Study: More school choice regs = lower school choice quality

school choice
Private schools were less likely to participate in a voucher program with more regulations, according to a recently released study.

Ramping up regulations on a hypothetical school choice voucher program results in fewer private schools opting to participate, and lower quality among those that do, according to a new study released this week.

The study is based on responses from private school leaders in Florida.

“The Effects of Regulations on Private School Choice Program Participation: Experimental Evidence from Florida” is spotlighted in the latest edition of Education Next. It examined the impact of three different potential regulations on a hypothetical voucher program: standardized testing, open-enrollment, and the prohibition of charging tuition beyond the voucher amount.

Entries shown:

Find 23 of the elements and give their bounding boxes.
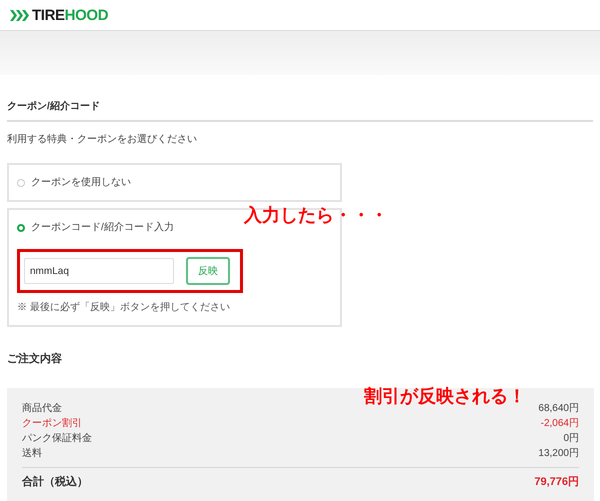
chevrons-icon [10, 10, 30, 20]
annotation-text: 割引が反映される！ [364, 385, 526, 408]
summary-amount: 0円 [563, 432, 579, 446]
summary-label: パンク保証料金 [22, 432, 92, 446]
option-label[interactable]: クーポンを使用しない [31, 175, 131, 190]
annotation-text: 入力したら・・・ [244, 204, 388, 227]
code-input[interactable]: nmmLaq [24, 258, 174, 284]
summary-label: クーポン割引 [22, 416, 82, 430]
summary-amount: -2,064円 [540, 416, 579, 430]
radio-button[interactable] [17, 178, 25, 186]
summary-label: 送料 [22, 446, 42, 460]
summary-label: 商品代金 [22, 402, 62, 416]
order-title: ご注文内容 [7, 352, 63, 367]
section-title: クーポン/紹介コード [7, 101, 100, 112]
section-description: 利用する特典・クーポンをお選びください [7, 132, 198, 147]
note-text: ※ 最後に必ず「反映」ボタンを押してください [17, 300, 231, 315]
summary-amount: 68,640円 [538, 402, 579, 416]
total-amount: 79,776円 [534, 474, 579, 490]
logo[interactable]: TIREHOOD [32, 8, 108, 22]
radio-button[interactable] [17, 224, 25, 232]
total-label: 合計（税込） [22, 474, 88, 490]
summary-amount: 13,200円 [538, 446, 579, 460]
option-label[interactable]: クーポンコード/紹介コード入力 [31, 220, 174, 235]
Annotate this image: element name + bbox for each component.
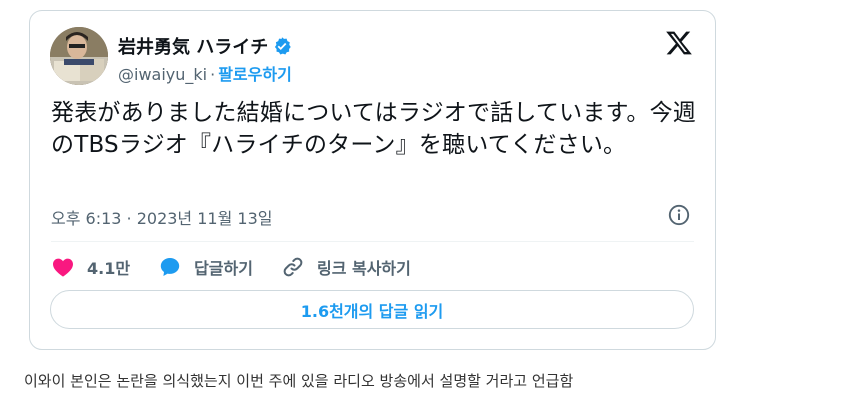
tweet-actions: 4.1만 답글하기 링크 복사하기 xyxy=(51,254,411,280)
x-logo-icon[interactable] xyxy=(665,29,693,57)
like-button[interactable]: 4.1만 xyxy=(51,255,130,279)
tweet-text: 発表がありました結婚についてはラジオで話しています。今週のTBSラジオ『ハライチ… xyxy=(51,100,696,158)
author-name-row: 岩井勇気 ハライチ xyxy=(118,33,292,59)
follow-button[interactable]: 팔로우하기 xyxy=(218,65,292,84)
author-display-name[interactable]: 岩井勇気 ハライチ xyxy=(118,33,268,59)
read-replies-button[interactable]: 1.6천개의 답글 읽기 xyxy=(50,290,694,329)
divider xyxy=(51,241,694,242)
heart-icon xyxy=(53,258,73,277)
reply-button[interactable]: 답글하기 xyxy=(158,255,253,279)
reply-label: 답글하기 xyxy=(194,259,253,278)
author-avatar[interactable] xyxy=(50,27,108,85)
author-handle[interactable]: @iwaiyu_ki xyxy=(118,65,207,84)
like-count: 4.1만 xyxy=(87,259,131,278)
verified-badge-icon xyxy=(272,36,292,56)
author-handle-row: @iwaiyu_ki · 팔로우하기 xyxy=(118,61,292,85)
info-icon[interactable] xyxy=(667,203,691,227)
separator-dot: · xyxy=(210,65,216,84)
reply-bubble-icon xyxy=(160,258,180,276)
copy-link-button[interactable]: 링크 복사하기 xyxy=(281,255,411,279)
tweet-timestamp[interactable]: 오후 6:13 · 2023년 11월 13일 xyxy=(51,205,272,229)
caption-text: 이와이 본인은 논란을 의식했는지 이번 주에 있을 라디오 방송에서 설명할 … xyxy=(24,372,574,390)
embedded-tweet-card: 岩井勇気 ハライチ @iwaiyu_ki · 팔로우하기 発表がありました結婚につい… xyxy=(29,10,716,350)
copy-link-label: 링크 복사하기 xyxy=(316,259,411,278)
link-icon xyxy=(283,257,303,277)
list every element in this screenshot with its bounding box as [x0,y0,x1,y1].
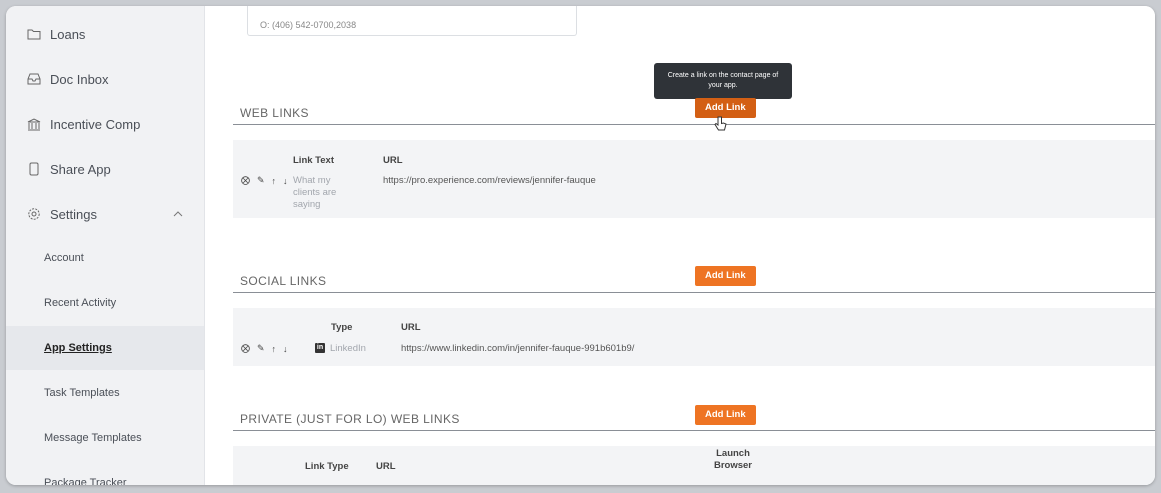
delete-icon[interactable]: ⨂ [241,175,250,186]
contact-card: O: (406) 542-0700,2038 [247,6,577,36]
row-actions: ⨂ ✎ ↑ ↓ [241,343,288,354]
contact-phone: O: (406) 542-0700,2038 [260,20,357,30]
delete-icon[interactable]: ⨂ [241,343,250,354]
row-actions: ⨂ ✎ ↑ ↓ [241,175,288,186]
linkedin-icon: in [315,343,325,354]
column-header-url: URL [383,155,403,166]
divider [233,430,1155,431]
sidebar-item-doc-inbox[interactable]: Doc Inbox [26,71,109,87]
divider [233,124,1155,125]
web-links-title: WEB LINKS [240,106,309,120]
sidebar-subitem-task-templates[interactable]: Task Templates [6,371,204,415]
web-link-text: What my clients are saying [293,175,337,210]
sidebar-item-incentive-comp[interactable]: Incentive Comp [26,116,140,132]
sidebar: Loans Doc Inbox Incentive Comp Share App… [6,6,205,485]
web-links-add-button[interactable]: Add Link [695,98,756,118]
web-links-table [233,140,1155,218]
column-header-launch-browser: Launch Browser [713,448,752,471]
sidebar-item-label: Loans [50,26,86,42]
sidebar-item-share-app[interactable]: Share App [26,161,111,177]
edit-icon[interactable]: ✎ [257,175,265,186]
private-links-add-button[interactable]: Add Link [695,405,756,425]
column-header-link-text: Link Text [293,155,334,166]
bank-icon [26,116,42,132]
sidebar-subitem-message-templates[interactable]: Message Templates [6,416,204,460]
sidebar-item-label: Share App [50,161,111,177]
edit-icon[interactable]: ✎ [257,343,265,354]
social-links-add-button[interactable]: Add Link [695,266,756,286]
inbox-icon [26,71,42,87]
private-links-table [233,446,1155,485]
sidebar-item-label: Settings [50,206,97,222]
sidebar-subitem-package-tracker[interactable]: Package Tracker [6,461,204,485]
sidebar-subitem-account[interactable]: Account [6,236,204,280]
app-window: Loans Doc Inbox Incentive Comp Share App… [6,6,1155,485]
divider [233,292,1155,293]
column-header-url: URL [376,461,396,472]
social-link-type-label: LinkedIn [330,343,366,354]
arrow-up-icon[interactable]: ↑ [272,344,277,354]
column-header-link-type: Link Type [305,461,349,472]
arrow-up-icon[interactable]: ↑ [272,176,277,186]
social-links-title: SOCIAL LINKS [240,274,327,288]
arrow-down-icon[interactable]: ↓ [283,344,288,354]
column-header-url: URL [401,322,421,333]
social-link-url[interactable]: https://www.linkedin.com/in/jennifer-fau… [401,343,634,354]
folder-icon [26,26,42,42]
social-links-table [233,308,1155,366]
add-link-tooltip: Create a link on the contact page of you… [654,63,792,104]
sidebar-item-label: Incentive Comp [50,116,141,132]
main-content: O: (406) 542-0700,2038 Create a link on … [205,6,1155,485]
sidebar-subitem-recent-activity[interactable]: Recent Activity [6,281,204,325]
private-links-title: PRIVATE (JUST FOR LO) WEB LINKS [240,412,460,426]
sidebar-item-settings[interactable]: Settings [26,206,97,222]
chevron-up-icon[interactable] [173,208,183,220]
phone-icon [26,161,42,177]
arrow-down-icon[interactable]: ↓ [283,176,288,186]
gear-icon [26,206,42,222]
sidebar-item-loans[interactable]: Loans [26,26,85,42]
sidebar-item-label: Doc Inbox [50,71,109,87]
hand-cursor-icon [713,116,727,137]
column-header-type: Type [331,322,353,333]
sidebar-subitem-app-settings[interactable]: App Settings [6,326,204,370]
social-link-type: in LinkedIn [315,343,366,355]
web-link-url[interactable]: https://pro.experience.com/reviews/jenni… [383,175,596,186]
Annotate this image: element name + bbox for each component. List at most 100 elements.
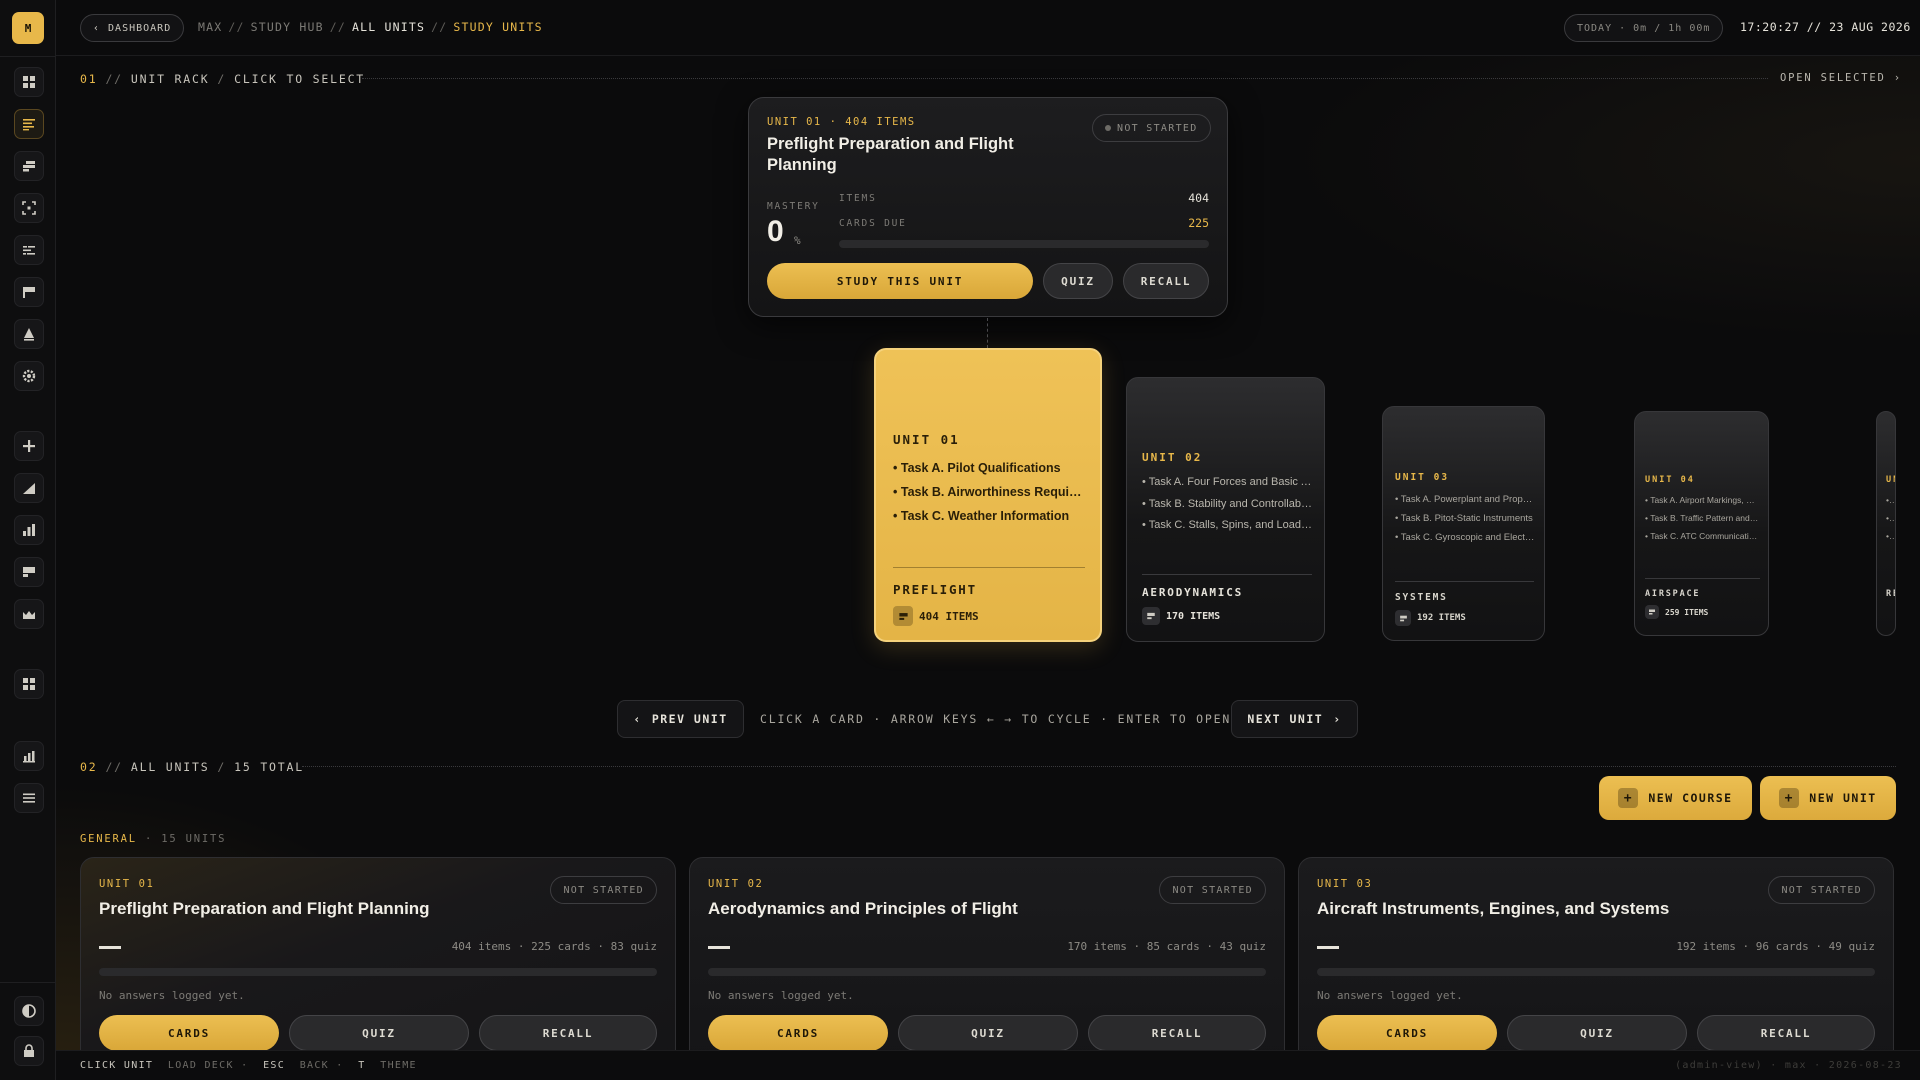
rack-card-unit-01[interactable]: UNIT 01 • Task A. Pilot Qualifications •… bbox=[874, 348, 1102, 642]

Goal A: Rewrite the passage of the school choice study text from "Study: More school" to "leaders in Florida.", putting "scholarship program" in place of "voucher program".
Goal B: Translate this sentence from the school choice study text into Spanish: "The study is based on responses from private school leaders in Florida."

Expected output A:
Study: More school choice regs = lower school choice quality

school choice
Private schools were less likely to participate in a scholarship program with more regulations, according to a recently released study.

Ramping up regulations on a hypothetical school choice scholarship program results in fewer private schools opting to participate, and lower quality among those that do, according to a new study released this week.

The study is based on responses from private school leaders in Florida.

Expected output B: El estudio se basa en las respuestas de directores de escuelas privadas de Florida.